Written problem :: All entries should be output exactly as they stand.

[start Data shown]

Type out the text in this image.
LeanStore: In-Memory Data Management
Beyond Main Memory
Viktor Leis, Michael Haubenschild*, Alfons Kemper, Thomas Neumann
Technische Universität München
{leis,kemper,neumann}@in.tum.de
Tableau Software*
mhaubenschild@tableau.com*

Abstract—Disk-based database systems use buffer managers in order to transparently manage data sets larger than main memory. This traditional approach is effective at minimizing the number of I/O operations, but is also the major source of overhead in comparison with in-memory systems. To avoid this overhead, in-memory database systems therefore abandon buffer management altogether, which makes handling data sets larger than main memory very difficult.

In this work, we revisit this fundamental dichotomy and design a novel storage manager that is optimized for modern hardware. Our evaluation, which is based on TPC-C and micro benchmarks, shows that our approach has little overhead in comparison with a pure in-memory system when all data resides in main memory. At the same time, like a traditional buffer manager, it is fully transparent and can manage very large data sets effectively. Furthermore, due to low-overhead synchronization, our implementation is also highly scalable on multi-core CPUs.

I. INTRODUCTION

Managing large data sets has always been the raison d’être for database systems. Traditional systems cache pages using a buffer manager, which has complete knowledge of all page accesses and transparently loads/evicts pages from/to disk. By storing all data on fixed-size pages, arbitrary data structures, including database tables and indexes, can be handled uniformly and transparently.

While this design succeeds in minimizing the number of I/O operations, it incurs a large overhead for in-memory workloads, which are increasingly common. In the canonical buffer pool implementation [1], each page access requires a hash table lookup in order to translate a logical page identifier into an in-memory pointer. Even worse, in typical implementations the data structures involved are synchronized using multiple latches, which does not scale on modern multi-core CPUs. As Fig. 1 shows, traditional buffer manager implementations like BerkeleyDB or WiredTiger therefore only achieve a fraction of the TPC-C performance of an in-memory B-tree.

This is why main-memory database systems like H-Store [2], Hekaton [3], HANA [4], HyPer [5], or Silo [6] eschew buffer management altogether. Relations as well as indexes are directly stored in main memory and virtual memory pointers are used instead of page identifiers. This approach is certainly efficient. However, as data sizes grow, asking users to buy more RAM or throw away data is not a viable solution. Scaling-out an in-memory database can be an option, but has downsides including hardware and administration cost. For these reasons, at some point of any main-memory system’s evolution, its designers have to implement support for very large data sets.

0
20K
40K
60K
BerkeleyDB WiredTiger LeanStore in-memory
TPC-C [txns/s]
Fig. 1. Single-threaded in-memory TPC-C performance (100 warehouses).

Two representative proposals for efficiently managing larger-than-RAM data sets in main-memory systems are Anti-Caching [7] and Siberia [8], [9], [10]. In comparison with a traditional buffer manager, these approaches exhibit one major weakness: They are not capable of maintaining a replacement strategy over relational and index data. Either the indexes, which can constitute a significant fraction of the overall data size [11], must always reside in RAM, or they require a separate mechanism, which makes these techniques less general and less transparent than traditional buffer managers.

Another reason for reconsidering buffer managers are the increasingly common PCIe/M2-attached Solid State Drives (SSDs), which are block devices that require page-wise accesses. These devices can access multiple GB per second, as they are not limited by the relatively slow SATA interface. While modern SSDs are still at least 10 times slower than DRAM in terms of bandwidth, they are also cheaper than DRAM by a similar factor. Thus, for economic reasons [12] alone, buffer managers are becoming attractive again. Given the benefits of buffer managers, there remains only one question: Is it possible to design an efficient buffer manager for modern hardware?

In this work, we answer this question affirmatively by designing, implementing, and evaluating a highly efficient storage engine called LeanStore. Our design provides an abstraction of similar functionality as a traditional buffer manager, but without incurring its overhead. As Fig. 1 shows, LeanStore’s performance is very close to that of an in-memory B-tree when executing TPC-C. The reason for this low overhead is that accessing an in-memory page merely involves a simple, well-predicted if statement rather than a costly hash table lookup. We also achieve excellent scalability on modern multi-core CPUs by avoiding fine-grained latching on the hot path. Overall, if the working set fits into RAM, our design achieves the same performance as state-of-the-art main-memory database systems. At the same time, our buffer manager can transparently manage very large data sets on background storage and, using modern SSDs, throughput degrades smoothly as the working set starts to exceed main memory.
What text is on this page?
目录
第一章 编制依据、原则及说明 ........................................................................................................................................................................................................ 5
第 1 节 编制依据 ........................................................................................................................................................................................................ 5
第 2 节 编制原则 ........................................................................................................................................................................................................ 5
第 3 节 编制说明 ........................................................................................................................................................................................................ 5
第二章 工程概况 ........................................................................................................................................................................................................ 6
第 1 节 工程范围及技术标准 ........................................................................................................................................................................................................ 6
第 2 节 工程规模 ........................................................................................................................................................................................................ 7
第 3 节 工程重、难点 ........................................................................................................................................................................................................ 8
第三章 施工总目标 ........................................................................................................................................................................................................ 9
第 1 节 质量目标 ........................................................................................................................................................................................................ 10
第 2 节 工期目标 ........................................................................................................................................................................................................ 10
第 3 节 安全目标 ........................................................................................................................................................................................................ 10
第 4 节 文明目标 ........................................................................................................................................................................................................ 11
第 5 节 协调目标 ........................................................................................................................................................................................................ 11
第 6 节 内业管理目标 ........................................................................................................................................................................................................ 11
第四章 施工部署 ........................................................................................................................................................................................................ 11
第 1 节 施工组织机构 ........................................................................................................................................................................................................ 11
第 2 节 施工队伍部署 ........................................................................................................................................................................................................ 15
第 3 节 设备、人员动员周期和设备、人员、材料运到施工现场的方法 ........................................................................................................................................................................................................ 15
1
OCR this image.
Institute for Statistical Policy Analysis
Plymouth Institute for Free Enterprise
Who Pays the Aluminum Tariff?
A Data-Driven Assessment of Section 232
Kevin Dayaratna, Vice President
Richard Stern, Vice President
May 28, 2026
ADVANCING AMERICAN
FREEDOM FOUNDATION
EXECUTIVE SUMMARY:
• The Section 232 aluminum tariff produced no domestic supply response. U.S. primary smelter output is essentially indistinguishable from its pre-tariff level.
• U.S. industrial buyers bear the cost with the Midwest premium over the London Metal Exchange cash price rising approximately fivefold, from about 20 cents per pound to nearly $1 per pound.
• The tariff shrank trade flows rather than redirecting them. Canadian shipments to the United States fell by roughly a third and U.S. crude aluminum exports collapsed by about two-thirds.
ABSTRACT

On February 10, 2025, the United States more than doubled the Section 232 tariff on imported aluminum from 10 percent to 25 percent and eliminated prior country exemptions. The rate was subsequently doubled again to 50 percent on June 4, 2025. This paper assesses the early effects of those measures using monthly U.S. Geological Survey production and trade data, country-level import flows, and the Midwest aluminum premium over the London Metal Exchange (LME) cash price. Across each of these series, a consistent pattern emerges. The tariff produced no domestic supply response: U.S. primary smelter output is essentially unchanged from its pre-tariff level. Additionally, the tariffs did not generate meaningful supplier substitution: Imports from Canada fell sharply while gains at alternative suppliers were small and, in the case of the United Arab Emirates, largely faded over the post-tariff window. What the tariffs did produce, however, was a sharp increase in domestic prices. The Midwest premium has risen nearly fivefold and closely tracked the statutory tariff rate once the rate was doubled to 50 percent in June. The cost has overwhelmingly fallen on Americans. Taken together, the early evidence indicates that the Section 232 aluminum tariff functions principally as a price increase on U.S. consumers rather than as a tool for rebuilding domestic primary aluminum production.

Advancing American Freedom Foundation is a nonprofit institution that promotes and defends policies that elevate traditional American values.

[end Data shown]

Complete response ::
Type out the text in this image.
LeanStore: In-Memory Data Management
Beyond Main Memory
Viktor Leis, Michael Haubenschild*, Alfons Kemper, Thomas Neumann
Technische Universität München
{leis,kemper,neumann}@in.tum.de
Tableau Software*
mhaubenschild@tableau.com*

Abstract—Disk-based database systems use buffer managers in order to transparently manage data sets larger than main memory. This traditional approach is effective at minimizing the number of I/O operations, but is also the major source of overhead in comparison with in-memory systems. To avoid this overhead, in-memory database systems therefore abandon buffer management altogether, which makes handling data sets larger than main memory very difficult.

In this work, we revisit this fundamental dichotomy and design a novel storage manager that is optimized for modern hardware. Our evaluation, which is based on TPC-C and micro benchmarks, shows that our approach has little overhead in comparison with a pure in-memory system when all data resides in main memory. At the same time, like a traditional buffer manager, it is fully transparent and can manage very large data sets effectively. Furthermore, due to low-overhead synchronization, our implementation is also highly scalable on multi-core CPUs.

I. INTRODUCTION

Managing large data sets has always been the raison d’être for database systems. Traditional systems cache pages using a buffer manager, which has complete knowledge of all page accesses and transparently loads/evicts pages from/to disk. By storing all data on fixed-size pages, arbitrary data structures, including database tables and indexes, can be handled uniformly and transparently.

While this design succeeds in minimizing the number of I/O operations, it incurs a large overhead for in-memory workloads, which are increasingly common. In the canonical buffer pool implementation [1], each page access requires a hash table lookup in order to translate a logical page identifier into an in-memory pointer. Even worse, in typical implementations the data structures involved are synchronized using multiple latches, which does not scale on modern multi-core CPUs. As Fig. 1 shows, traditional buffer manager implementations like BerkeleyDB or WiredTiger therefore only achieve a fraction of the TPC-C performance of an in-memory B-tree.

This is why main-memory database systems like H-Store [2], Hekaton [3], HANA [4], HyPer [5], or Silo [6] eschew buffer management altogether. Relations as well as indexes are directly stored in main memory and virtual memory pointers are used instead of page identifiers. This approach is certainly efficient. However, as data sizes grow, asking users to buy more RAM or throw away data is not a viable solution. Scaling-out an in-memory database can be an option, but has downsides including hardware and administration cost. For these reasons, at some point of any main-memory system’s evolution, its designers have to implement support for very large data sets.

0
20K
40K
60K
BerkeleyDB WiredTiger LeanStore in-memory
TPC-C [txns/s]
Fig. 1. Single-threaded in-memory TPC-C performance (100 warehouses).

Two representative proposals for efficiently managing larger-than-RAM data sets in main-memory systems are Anti-Caching [7] and Siberia [8], [9], [10]. In comparison with a traditional buffer manager, these approaches exhibit one major weakness: They are not capable of maintaining a replacement strategy over relational and index data. Either the indexes, which can constitute a significant fraction of the overall data size [11], must always reside in RAM, or they require a separate mechanism, which makes these techniques less general and less transparent than traditional buffer managers.

Another reason for reconsidering buffer managers are the increasingly common PCIe/M2-attached Solid State Drives (SSDs), which are block devices that require page-wise accesses. These devices can access multiple GB per second, as they are not limited by the relatively slow SATA interface. While modern SSDs are still at least 10 times slower than DRAM in terms of bandwidth, they are also cheaper than DRAM by a similar factor. Thus, for economic reasons [12] alone, buffer managers are becoming attractive again. Given the benefits of buffer managers, there remains only one question: Is it possible to design an efficient buffer manager for modern hardware?

In this work, we answer this question affirmatively by designing, implementing, and evaluating a highly efficient storage engine called LeanStore. Our design provides an abstraction of similar functionality as a traditional buffer manager, but without incurring its overhead. As Fig. 1 shows, LeanStore’s performance is very close to that of an in-memory B-tree when executing TPC-C. The reason for this low overhead is that accessing an in-memory page merely involves a simple, well-predicted if statement rather than a costly hash table lookup. We also achieve excellent scalability on modern multi-core CPUs by avoiding fine-grained latching on the hot path. Overall, if the working set fits into RAM, our design achieves the same performance as state-of-the-art main-memory database systems. At the same time, our buffer manager can transparently manage very large data sets on background storage and, using modern SSDs, throughput degrades smoothly as the working set starts to exceed main memory.
What text is on this page?
目录
第一章 编制依据、原则及说明 ........................................................................................................................................................................................................ 5
第 1 节 编制依据 ........................................................................................................................................................................................................ 5
第 2 节 编制原则 ........................................................................................................................................................................................................ 5
第 3 节 编制说明 ........................................................................................................................................................................................................ 5
第二章 工程概况 ........................................................................................................................................................................................................ 6
第 1 节 工程范围及技术标准 ........................................................................................................................................................................................................ 6
第 2 节 工程规模 ........................................................................................................................................................................................................ 7
第 3 节 工程重、难点 ........................................................................................................................................................................................................ 8
第三章 施工总目标 ........................................................................................................................................................................................................ 9
第 1 节 质量目标 ........................................................................................................................................................................................................ 10
第 2 节 工期目标 ........................................................................................................................................................................................................ 10
第 3 节 安全目标 ........................................................................................................................................................................................................ 10
第 4 节 文明目标 ........................................................................................................................................................................................................ 11
第 5 节 协调目标 ........................................................................................................................................................................................................ 11
第 6 节 内业管理目标 ........................................................................................................................................................................................................ 11
第四章 施工部署 ........................................................................................................................................................................................................ 11
第 1 节 施工组织机构 ........................................................................................................................................................................................................ 11
第 2 节 施工队伍部署 ........................................................................................................................................................................................................ 15
第 3 节 设备、人员动员周期和设备、人员、材料运到施工现场的方法 ........................................................................................................................................................................................................ 15
1
OCR this image.
Institute for Statistical Policy Analysis
Plymouth Institute for Free Enterprise
Who Pays the Aluminum Tariff?
A Data-Driven Assessment of Section 232
Kevin Dayaratna, Vice President
Richard Stern, Vice President
May 28, 2026
ADVANCING AMERICAN
FREEDOM FOUNDATION
EXECUTIVE SUMMARY:
• The Section 232 aluminum tariff produced no domestic supply response. U.S. primary smelter output is essentially indistinguishable from its pre-tariff level.
• U.S. industrial buyers bear the cost with the Midwest premium over the London Metal Exchange cash price rising approximately fivefold, from about 20 cents per pound to nearly $1 per pound.
• The tariff shrank trade flows rather than redirecting them. Canadian shipments to the United States fell by roughly a third and U.S. crude aluminum exports collapsed by about two-thirds.
ABSTRACT

On February 10, 2025, the United States more than doubled the Section 232 tariff on imported aluminum from 10 percent to 25 percent and eliminated prior country exemptions. The rate was subsequently doubled again to 50 percent on June 4, 2025. This paper assesses the early effects of those measures using monthly U.S. Geological Survey production and trade data, country-level import flows, and the Midwest aluminum premium over the London Metal Exchange (LME) cash price. Across each of these series, a consistent pattern emerges. The tariff produced no domestic supply response: U.S. primary smelter output is essentially unchanged from its pre-tariff level. Additionally, the tariffs did not generate meaningful supplier substitution: Imports from Canada fell sharply while gains at alternative suppliers were small and, in the case of the United Arab Emirates, largely faded over the post-tariff window. What the tariffs did produce, however, was a sharp increase in domestic prices. The Midwest premium has risen nearly fivefold and closely tracked the statutory tariff rate once the rate was doubled to 50 percent in June. The cost has overwhelmingly fallen on Americans. Taken together, the early evidence indicates that the Section 232 aluminum tariff functions principally as a price increase on U.S. consumers rather than as a tool for rebuilding domestic primary aluminum production.

Advancing American Freedom Foundation is a nonprofit institution that promotes and defends policies that elevate traditional American values.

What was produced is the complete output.